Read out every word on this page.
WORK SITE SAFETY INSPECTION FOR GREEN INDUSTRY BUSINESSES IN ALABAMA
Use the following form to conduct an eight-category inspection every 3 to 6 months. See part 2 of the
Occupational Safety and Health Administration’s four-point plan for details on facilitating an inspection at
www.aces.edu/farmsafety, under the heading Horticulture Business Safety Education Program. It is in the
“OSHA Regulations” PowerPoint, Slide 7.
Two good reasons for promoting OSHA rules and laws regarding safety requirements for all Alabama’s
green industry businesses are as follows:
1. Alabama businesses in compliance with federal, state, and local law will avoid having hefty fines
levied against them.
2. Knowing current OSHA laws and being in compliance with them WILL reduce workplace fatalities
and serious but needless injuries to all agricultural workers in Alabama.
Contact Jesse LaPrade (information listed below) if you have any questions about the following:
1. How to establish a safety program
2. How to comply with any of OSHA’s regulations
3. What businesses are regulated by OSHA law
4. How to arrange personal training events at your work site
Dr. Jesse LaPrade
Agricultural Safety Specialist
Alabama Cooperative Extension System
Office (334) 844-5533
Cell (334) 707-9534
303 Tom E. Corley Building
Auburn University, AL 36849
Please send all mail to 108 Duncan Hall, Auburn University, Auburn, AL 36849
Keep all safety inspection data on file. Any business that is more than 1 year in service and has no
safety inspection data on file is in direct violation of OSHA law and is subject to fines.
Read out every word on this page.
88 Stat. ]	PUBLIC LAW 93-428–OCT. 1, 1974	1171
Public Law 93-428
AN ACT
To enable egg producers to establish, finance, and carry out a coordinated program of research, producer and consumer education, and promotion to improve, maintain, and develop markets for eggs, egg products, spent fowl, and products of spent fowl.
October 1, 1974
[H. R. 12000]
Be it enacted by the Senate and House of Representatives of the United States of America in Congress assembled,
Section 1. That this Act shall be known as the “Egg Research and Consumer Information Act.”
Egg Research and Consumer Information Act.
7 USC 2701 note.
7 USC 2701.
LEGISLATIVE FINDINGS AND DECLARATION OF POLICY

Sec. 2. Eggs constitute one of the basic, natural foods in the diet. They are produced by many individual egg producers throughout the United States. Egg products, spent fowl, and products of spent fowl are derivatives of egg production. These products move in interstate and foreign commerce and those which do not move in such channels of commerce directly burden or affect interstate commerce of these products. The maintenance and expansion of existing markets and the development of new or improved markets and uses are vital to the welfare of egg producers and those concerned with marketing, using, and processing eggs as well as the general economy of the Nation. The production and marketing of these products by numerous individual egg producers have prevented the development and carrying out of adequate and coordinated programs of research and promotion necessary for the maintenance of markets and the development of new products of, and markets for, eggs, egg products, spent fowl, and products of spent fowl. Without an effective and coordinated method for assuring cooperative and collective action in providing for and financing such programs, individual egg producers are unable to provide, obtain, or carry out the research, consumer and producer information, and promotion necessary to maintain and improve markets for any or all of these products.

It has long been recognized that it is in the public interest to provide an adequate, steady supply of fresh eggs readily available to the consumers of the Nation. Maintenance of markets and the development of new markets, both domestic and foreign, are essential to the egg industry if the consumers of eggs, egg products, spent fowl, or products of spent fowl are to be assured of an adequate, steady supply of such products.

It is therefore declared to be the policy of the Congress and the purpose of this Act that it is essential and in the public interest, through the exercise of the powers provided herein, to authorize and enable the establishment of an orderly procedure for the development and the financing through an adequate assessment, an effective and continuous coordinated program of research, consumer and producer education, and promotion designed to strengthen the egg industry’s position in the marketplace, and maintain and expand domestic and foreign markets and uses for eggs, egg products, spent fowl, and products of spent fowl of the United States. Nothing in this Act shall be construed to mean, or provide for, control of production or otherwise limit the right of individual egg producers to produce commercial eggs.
┄┄┄┄┄┄
* [Requirements] Print the material once more, exactly.

* [Solution to the exercise]
Read out every word on this page.
WORK SITE SAFETY INSPECTION FOR GREEN INDUSTRY BUSINESSES IN ALABAMA
Use the following form to conduct an eight-category inspection every 3 to 6 months. See part 2 of the
Occupational Safety and Health Administration’s four-point plan for details on facilitating an inspection at
www.aces.edu/farmsafety, under the heading Horticulture Business Safety Education Program. It is in the
“OSHA Regulations” PowerPoint, Slide 7.
Two good reasons for promoting OSHA rules and laws regarding safety requirements for all Alabama’s
green industry businesses are as follows:
1. Alabama businesses in compliance with federal, state, and local law will avoid having hefty fines
levied against them.
2. Knowing current OSHA laws and being in compliance with them WILL reduce workplace fatalities
and serious but needless injuries to all agricultural workers in Alabama.
Contact Jesse LaPrade (information listed below) if you have any questions about the following:
1. How to establish a safety program
2. How to comply with any of OSHA’s regulations
3. What businesses are regulated by OSHA law
4. How to arrange personal training events at your work site
Dr. Jesse LaPrade
Agricultural Safety Specialist
Alabama Cooperative Extension System
Office (334) 844-5533
Cell (334) 707-9534
303 Tom E. Corley Building
Auburn University, AL 36849
Please send all mail to 108 Duncan Hall, Auburn University, Auburn, AL 36849
Keep all safety inspection data on file. Any business that is more than 1 year in service and has no
safety inspection data on file is in direct violation of OSHA law and is subject to fines.
Read out every word on this page.
88 Stat. ]	PUBLIC LAW 93-428–OCT. 1, 1974	1171
Public Law 93-428
AN ACT
To enable egg producers to establish, finance, and carry out a coordinated program of research, producer and consumer education, and promotion to improve, maintain, and develop markets for eggs, egg products, spent fowl, and products of spent fowl.
October 1, 1974
[H. R. 12000]
Be it enacted by the Senate and House of Representatives of the United States of America in Congress assembled,
Section 1. That this Act shall be known as the “Egg Research and Consumer Information Act.”
Egg Research and Consumer Information Act.
7 USC 2701 note.
7 USC 2701.
LEGISLATIVE FINDINGS AND DECLARATION OF POLICY

Sec. 2. Eggs constitute one of the basic, natural foods in the diet. They are produced by many individual egg producers throughout the United States. Egg products, spent fowl, and products of spent fowl are derivatives of egg production. These products move in interstate and foreign commerce and those which do not move in such channels of commerce directly burden or affect interstate commerce of these products. The maintenance and expansion of existing markets and the development of new or improved markets and uses are vital to the welfare of egg producers and those concerned with marketing, using, and processing eggs as well as the general economy of the Nation. The production and marketing of these products by numerous individual egg producers have prevented the development and carrying out of adequate and coordinated programs of research and promotion necessary for the maintenance of markets and the development of new products of, and markets for, eggs, egg products, spent fowl, and products of spent fowl. Without an effective and coordinated method for assuring cooperative and collective action in providing for and financing such programs, individual egg producers are unable to provide, obtain, or carry out the research, consumer and producer information, and promotion necessary to maintain and improve markets for any or all of these products.

It has long been recognized that it is in the public interest to provide an adequate, steady supply of fresh eggs readily available to the consumers of the Nation. Maintenance of markets and the development of new markets, both domestic and foreign, are essential to the egg industry if the consumers of eggs, egg products, spent fowl, or products of spent fowl are to be assured of an adequate, steady supply of such products.

It is therefore declared to be the policy of the Congress and the purpose of this Act that it is essential and in the public interest, through the exercise of the powers provided herein, to authorize and enable the establishment of an orderly procedure for the development and the financing through an adequate assessment, an effective and continuous coordinated program of research, consumer and producer education, and promotion designed to strengthen the egg industry’s position in the marketplace, and maintain and expand domestic and foreign markets and uses for eggs, egg products, spent fowl, and products of spent fowl of the United States. Nothing in this Act shall be construed to mean, or provide for, control of production or otherwise limit the right of individual egg producers to produce commercial eggs.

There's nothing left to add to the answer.